### RECORD EXTRACTS ###
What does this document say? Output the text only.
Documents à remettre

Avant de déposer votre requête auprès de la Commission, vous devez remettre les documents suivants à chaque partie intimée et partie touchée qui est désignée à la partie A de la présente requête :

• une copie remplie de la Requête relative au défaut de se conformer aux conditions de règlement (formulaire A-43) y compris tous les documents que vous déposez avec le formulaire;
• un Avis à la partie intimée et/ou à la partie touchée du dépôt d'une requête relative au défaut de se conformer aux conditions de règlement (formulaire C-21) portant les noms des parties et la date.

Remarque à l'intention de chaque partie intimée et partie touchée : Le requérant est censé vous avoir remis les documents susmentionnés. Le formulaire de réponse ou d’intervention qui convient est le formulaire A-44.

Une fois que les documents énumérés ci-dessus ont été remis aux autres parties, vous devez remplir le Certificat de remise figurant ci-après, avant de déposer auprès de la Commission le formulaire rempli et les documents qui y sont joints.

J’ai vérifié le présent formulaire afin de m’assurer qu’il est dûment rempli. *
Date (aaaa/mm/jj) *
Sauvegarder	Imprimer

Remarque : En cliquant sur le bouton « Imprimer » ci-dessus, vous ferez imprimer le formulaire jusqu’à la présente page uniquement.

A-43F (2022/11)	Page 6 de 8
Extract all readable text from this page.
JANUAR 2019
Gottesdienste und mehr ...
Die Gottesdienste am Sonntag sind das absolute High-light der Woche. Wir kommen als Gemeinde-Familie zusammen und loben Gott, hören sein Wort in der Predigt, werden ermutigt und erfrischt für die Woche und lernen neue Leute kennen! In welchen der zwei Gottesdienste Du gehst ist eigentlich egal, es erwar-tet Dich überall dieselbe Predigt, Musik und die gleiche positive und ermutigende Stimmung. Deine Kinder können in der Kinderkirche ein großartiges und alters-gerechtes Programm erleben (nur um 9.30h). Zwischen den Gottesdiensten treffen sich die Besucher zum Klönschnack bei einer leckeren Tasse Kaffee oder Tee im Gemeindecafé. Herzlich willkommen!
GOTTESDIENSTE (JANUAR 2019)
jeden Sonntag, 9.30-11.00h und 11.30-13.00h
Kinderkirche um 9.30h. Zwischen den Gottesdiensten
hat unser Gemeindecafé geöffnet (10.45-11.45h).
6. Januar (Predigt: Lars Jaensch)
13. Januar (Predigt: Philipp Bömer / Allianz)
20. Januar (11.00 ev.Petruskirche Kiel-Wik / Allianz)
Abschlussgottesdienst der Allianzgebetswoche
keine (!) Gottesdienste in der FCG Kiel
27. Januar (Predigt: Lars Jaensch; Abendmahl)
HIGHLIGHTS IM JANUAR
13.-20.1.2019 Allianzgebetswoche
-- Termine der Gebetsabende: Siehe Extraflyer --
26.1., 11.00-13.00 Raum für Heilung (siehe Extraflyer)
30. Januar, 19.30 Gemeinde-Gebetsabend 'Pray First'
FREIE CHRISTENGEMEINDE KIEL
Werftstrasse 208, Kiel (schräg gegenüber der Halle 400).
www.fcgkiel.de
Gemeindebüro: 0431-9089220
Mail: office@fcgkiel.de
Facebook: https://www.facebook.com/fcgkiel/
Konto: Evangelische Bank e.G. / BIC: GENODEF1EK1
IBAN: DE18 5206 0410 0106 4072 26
###
WORK REQUIRED ▸ How many lines of the listing above include the word "Allianzgebetswoche"? State the number and nothing else.

RESPONSE FOR THIS EXERCISE ▸ 2